- [Exercise objective]: Leaving out the pictures, transcribe all of the records faithfully.
---------- Data provided
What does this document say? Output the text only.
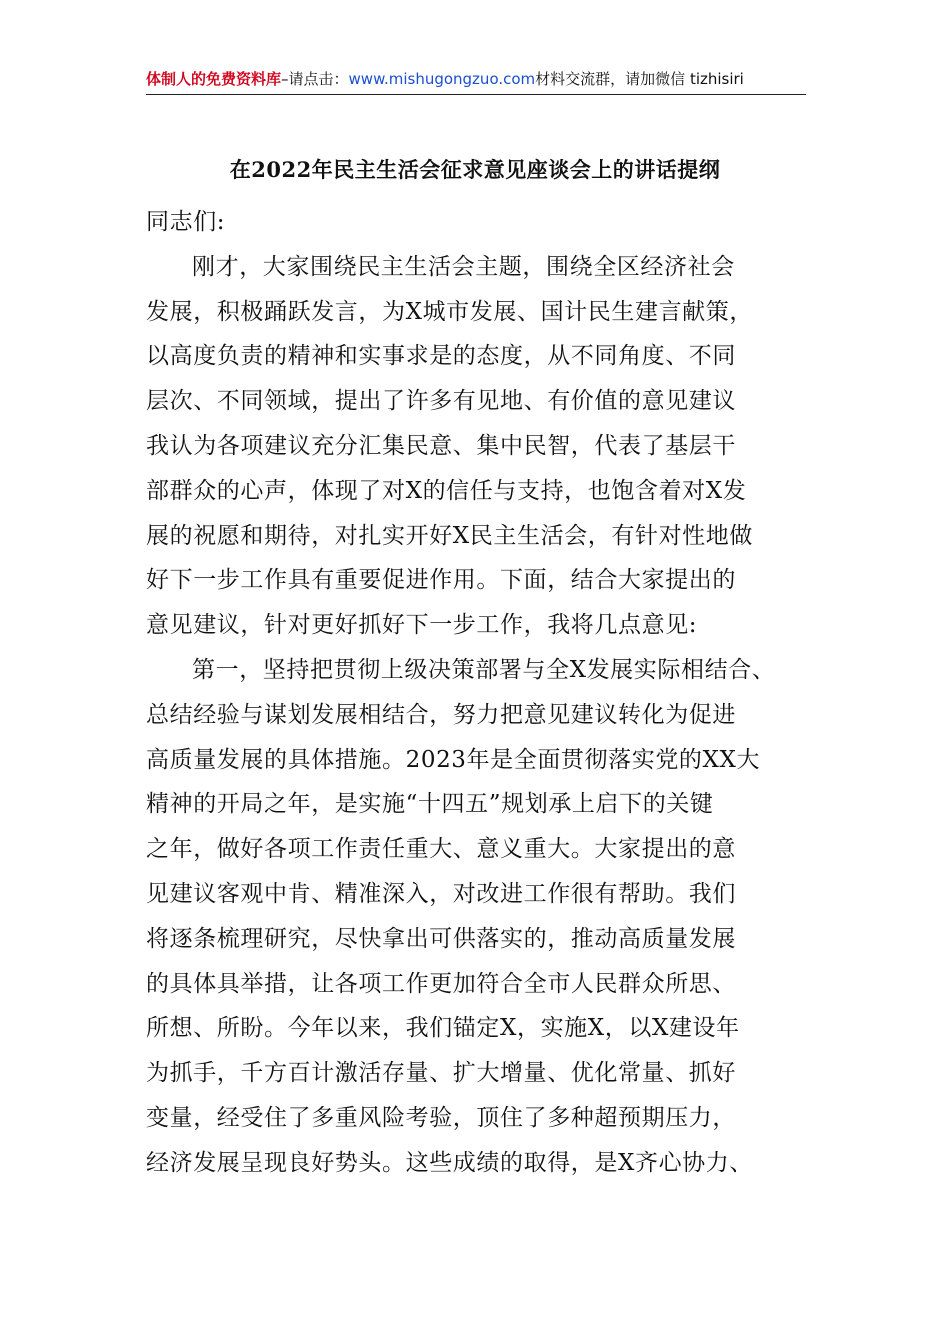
体制人的免费资料库–请点击：www.mishugongzuo.com材料交流群，请加微信 tizhisiri
在2022年民主生活会征求意见座谈会上的讲话提纲
同志们:
刚才，大家围绕民主生活会主题，围绕全区经济社会
发展，积极踊跃发言，为X城市发展、国计民生建言献策，
以高度负责的精神和实事求是的态度，从不同角度、不同
层次、不同领域，提出了许多有见地、有价值的意见建议
我认为各项建议充分汇集民意、集中民智，代表了基层干
部群众的心声，体现了对X的信任与支持，也饱含着对X发
展的祝愿和期待，对扎实开好X民主生活会，有针对性地做
好下一步工作具有重要促进作用。下面，结合大家提出的
意见建议，针对更好抓好下一步工作，我将几点意见:
第一，坚持把贯彻上级决策部署与全X发展实际相结合、
总结经验与谋划发展相结合，努力把意见建议转化为促进
高质量发展的具体措施。2023年是全面贯彻落实党的XX大
精神的开局之年，是实施“十四五”规划承上启下的关键
之年，做好各项工作责任重大、意义重大。大家提出的意
见建议客观中肯、精准深入，对改进工作很有帮助。我们
将逐条梳理研究，尽快拿出可供落实的，推动高质量发展
的具体具举措，让各项工作更加符合全市人民群众所思、
所想、所盼。今年以来，我们锚定X，实施X，以X建设年
为抓手，千方百计激活存量、扩大增量、优化常量、抓好
变量，经受住了多重风险考验，顶住了多种超预期压力，
经济发展呈现良好势头。这些成绩的取得，是X齐心协力、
--------------------
- [Complete response]:
What does this document say? Output the text only.
体制人的免费资料库–请点击：www.mishugongzuo.com材料交流群，请加微信 tizhisiri
在2022年民主生活会征求意见座谈会上的讲话提纲
同志们:
刚才，大家围绕民主生活会主题，围绕全区经济社会
发展，积极踊跃发言，为X城市发展、国计民生建言献策，
以高度负责的精神和实事求是的态度，从不同角度、不同
层次、不同领域，提出了许多有见地、有价值的意见建议
我认为各项建议充分汇集民意、集中民智，代表了基层干
部群众的心声，体现了对X的信任与支持，也饱含着对X发
展的祝愿和期待，对扎实开好X民主生活会，有针对性地做
好下一步工作具有重要促进作用。下面，结合大家提出的
意见建议，针对更好抓好下一步工作，我将几点意见:
第一，坚持把贯彻上级决策部署与全X发展实际相结合、
总结经验与谋划发展相结合，努力把意见建议转化为促进
高质量发展的具体措施。2023年是全面贯彻落实党的XX大
精神的开局之年，是实施“十四五”规划承上启下的关键
之年，做好各项工作责任重大、意义重大。大家提出的意
见建议客观中肯、精准深入，对改进工作很有帮助。我们
将逐条梳理研究，尽快拿出可供落实的，推动高质量发展
的具体具举措，让各项工作更加符合全市人民群众所思、
所想、所盼。今年以来，我们锚定X，实施X，以X建设年
为抓手，千方百计激活存量、扩大增量、优化常量、抓好
变量，经受住了多重风险考验，顶住了多种超预期压力，
经济发展呈现良好势头。这些成绩的取得，是X齐心协力、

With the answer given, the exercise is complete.